Task to complete: Report the number of lines where the string "date" occurs, and write nothing else.

Dataset items:
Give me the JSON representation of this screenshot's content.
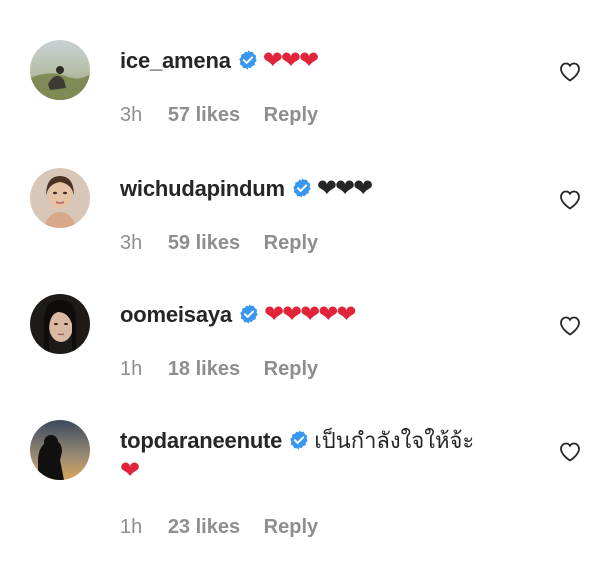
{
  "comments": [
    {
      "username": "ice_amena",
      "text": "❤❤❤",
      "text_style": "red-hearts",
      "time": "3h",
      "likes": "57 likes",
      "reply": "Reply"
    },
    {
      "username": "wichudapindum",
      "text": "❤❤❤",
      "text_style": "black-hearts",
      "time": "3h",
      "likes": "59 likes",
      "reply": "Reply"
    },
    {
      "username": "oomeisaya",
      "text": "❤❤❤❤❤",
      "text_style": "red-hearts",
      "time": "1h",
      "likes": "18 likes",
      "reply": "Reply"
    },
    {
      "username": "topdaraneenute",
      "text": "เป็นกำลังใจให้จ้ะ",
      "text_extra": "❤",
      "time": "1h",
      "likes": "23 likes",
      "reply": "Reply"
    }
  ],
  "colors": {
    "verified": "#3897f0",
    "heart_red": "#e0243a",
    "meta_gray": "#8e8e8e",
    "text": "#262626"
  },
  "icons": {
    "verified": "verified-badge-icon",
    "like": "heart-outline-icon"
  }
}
==
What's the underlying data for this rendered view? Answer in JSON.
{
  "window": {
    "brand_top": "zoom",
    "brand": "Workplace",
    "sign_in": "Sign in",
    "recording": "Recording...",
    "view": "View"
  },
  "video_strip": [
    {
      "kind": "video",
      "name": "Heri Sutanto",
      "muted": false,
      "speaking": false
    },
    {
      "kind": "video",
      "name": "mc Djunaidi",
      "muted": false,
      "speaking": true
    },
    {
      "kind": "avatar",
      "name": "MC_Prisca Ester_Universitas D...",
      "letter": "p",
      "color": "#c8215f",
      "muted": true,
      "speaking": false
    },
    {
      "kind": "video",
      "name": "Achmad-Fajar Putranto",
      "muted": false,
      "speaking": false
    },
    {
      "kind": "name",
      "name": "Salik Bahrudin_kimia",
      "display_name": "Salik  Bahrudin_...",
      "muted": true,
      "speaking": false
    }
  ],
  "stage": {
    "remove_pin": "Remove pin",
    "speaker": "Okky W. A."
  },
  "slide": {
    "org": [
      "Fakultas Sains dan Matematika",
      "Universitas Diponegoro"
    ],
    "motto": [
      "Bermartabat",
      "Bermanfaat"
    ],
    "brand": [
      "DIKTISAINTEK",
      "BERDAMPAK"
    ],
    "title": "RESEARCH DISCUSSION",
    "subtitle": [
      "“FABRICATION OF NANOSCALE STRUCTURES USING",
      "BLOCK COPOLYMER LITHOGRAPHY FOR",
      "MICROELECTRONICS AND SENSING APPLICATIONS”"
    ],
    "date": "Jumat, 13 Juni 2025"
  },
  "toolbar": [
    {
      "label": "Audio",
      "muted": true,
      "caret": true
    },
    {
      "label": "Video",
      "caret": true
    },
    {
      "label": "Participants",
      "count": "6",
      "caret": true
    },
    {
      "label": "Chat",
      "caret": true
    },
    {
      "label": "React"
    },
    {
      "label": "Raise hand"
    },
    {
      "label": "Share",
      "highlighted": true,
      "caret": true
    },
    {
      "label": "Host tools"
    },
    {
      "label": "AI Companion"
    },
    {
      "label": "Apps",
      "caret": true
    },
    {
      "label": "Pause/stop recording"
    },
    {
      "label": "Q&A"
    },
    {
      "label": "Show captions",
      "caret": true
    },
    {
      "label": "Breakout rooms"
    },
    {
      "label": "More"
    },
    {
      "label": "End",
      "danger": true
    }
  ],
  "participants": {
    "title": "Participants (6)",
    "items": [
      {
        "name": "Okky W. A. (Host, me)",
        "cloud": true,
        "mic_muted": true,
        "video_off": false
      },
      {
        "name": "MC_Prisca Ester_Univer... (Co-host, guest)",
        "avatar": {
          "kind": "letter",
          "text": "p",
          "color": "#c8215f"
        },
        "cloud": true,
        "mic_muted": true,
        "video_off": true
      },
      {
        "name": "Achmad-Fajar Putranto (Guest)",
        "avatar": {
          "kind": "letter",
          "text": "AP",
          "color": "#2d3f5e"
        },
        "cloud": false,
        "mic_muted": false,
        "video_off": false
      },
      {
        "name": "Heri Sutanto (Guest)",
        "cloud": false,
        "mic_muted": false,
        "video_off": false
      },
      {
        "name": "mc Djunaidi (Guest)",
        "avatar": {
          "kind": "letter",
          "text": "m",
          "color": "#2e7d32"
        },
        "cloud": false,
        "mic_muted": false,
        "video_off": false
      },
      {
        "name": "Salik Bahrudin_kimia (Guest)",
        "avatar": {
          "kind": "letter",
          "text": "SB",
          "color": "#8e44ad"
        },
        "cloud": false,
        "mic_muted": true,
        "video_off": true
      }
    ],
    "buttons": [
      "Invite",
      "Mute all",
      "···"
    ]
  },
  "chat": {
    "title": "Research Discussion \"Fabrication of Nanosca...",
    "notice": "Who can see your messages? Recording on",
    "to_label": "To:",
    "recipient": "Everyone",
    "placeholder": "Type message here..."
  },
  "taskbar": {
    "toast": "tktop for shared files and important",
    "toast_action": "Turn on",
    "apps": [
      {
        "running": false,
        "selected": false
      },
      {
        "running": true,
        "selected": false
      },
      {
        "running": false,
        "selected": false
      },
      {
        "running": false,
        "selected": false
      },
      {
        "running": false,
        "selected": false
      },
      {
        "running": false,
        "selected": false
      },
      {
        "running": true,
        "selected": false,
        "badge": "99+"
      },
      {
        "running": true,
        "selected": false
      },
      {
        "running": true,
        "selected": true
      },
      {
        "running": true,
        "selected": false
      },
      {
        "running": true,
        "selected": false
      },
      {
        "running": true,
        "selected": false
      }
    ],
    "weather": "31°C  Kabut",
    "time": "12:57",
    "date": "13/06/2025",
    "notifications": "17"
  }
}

Task output: 2